§ **STATED PROBLEM**: Can you switch "attachment structure" to "mounting structure" and give back only the part of the listing that opens with the line containing "Patent image size: (637, 624)." and closes with the line containing "The button type battery B is at (435, 430).", leaving everything else unchanged?

§ **EXTRACTED ENTRIES**:

┌──

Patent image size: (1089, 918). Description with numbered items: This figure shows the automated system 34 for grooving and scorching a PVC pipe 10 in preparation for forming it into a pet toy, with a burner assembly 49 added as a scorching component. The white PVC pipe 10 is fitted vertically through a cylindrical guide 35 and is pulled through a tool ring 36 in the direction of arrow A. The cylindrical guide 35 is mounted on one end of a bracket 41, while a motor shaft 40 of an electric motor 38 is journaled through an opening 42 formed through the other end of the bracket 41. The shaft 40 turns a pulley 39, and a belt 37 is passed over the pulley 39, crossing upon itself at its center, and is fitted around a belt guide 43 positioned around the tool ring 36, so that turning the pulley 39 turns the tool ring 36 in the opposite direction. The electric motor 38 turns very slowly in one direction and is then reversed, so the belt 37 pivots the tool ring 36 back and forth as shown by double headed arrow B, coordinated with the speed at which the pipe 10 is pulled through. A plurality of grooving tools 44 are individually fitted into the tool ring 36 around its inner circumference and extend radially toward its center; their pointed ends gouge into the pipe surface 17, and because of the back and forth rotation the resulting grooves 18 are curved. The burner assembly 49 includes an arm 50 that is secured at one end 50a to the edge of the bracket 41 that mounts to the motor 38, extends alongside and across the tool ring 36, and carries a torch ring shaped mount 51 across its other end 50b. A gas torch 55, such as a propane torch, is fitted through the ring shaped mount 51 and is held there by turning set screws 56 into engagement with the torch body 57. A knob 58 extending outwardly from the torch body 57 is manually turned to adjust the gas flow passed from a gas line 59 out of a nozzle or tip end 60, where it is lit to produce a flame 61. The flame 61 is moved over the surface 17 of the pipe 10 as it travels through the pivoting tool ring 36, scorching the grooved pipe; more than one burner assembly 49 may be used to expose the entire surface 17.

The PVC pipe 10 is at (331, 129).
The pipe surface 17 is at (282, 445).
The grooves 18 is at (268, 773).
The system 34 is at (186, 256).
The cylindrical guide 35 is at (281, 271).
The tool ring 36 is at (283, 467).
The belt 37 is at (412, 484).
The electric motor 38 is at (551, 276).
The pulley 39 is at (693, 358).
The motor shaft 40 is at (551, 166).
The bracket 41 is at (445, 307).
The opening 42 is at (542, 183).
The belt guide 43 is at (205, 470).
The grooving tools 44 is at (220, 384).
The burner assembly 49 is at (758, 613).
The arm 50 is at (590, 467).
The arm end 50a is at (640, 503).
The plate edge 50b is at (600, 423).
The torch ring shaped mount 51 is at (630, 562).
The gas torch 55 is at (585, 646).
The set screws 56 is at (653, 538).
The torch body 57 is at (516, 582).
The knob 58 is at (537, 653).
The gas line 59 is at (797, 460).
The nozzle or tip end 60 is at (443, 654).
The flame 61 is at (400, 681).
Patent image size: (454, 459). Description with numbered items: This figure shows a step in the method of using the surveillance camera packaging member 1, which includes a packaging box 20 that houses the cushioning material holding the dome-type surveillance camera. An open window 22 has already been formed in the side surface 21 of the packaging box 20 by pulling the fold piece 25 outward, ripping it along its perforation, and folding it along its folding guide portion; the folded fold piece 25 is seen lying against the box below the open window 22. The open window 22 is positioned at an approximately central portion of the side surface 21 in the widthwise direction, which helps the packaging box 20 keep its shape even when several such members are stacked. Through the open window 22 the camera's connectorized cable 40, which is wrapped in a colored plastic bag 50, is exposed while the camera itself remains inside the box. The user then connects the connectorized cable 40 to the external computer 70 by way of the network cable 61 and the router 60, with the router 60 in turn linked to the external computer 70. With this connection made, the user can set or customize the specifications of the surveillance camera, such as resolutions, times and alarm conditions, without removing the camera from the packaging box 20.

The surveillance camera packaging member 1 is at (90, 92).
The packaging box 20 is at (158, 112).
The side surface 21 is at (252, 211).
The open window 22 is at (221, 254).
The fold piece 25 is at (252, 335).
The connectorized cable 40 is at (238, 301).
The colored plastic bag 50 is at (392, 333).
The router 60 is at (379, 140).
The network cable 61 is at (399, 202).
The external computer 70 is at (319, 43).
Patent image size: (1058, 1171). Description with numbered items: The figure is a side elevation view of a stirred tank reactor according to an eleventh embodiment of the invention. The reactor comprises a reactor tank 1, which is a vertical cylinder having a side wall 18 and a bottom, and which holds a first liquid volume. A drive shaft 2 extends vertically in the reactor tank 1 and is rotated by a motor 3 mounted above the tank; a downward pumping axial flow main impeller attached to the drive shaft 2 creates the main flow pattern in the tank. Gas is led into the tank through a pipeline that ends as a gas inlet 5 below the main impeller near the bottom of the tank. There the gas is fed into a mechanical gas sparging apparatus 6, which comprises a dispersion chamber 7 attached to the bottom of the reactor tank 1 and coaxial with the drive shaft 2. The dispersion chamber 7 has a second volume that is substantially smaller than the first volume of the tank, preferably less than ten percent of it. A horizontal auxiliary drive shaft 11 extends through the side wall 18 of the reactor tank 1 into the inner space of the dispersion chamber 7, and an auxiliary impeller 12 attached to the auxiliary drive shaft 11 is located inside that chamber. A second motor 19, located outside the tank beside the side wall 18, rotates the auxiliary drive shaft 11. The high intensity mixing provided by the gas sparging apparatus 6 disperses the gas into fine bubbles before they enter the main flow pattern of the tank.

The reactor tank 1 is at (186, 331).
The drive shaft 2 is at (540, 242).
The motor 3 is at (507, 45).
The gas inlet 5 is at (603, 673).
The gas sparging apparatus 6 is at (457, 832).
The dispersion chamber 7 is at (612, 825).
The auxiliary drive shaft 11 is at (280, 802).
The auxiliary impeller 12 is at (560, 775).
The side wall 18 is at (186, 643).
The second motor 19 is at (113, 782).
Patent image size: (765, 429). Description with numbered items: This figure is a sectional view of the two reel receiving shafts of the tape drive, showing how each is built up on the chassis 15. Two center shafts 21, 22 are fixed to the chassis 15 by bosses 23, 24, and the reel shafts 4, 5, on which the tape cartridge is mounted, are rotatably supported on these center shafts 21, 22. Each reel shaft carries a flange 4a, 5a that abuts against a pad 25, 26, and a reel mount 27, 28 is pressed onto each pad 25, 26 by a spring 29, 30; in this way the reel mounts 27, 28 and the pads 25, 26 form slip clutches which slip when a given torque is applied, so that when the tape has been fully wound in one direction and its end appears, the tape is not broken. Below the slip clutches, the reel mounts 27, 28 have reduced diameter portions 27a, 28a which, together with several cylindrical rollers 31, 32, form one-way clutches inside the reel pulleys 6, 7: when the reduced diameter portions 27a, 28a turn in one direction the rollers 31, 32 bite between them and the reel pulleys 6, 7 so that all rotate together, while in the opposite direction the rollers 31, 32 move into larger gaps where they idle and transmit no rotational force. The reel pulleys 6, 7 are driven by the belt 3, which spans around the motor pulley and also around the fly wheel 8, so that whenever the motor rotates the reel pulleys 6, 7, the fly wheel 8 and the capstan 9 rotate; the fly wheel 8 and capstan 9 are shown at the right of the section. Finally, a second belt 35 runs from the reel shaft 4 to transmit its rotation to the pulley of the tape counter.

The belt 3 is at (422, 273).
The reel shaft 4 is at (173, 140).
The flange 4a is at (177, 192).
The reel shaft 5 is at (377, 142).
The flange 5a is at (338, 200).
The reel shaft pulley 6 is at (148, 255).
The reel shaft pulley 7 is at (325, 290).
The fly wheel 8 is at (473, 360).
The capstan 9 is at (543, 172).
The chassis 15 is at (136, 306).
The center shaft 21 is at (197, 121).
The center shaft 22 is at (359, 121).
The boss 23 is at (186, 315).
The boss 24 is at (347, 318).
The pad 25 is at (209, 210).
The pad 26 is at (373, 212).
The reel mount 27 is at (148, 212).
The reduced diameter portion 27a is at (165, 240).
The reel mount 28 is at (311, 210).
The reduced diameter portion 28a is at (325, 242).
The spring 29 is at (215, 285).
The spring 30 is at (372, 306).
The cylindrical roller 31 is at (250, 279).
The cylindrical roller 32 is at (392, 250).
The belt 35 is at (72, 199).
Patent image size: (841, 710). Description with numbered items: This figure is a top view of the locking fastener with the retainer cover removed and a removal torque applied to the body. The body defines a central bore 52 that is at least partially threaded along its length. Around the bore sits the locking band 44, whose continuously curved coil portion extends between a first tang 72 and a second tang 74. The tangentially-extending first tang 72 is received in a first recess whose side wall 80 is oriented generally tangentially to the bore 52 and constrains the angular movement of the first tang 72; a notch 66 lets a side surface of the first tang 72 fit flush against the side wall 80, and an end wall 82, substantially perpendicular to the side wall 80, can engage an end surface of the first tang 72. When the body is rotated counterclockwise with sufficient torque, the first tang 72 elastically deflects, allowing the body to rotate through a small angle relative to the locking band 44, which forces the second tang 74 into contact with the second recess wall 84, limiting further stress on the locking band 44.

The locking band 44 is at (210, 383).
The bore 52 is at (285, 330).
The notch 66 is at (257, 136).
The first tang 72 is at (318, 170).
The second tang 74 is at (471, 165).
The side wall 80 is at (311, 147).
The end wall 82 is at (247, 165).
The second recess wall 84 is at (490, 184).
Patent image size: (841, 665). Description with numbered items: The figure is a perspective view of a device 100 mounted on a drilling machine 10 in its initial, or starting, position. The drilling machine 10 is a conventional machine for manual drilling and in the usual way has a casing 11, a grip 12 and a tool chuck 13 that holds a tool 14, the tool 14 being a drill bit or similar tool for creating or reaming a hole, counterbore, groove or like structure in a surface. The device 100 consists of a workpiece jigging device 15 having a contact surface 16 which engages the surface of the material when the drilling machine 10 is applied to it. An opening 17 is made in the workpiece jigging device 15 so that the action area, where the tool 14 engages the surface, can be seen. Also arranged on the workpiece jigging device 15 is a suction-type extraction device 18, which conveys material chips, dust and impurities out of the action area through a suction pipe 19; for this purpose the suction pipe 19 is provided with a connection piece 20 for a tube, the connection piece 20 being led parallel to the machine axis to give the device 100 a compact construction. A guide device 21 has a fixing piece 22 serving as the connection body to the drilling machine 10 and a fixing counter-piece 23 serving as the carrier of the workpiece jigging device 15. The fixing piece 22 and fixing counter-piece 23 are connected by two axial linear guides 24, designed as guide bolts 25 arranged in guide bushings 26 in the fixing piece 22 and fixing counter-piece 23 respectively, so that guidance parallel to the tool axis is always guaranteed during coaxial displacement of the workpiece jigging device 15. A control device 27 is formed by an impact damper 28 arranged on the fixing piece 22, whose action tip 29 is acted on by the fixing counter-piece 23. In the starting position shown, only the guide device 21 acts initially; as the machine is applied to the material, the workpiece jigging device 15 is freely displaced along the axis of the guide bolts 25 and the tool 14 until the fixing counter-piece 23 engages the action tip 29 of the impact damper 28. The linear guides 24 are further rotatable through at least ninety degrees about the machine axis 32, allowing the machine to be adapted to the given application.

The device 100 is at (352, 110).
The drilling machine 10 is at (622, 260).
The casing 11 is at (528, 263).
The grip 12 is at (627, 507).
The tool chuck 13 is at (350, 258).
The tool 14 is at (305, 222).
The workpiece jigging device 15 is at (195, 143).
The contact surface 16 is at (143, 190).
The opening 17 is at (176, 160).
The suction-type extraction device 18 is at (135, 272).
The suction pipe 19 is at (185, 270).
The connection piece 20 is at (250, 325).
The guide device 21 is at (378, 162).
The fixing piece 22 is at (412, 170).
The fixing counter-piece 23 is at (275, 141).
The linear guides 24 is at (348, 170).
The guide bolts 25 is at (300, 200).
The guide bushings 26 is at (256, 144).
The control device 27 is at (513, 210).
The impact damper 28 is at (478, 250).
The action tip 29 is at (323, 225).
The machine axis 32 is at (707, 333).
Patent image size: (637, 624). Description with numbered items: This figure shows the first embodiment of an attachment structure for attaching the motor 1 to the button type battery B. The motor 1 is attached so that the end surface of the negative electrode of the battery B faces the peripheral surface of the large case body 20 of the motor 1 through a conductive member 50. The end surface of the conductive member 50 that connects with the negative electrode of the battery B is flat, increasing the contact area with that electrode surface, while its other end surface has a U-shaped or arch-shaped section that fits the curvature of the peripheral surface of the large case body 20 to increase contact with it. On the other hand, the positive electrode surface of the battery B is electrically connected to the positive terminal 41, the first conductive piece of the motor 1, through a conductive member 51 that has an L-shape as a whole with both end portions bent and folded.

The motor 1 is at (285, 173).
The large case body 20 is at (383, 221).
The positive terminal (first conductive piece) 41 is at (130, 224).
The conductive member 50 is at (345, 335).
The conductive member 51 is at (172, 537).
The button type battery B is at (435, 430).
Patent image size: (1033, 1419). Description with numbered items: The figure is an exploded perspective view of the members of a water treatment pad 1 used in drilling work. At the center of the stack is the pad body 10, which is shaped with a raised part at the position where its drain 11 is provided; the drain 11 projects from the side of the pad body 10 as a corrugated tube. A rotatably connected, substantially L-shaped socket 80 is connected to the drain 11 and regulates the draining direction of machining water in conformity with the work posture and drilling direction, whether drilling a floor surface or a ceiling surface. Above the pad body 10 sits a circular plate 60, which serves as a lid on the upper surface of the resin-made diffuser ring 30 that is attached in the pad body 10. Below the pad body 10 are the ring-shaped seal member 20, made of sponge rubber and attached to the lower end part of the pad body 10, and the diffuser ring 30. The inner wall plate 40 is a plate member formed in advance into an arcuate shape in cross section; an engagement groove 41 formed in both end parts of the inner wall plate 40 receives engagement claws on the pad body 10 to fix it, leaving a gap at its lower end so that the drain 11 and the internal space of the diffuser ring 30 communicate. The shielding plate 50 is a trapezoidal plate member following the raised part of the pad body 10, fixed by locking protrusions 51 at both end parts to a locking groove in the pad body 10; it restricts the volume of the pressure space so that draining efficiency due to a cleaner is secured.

└──

§ **WRITTEN RESPONSE**:
Patent image size: (637, 624). Description with numbered items: This figure shows the first embodiment of an mounting structure for attaching the motor 1 to the button type battery B. The motor 1 is attached so that the end surface of the negative electrode of the battery B faces the peripheral surface of the large case body 20 of the motor 1 through a conductive member 50. The end surface of the conductive member 50 that connects with the negative electrode of the battery B is flat, increasing the contact area with that electrode surface, while its other end surface has a U-shaped or arch-shaped section that fits the curvature of the peripheral surface of the large case body 20 to increase contact with it. On the other hand, the positive electrode surface of the battery B is electrically connected to the positive terminal 41, the first conductive piece of the motor 1, through a conductive member 51 that has an L-shape as a whole with both end portions bent and folded.

The motor 1 is at (285, 173).
The large case body 20 is at (383, 221).
The positive terminal (first conductive piece) 41 is at (130, 224).
The conductive member 50 is at (345, 335).
The conductive member 51 is at (172, 537).
The button type battery B is at (435, 430).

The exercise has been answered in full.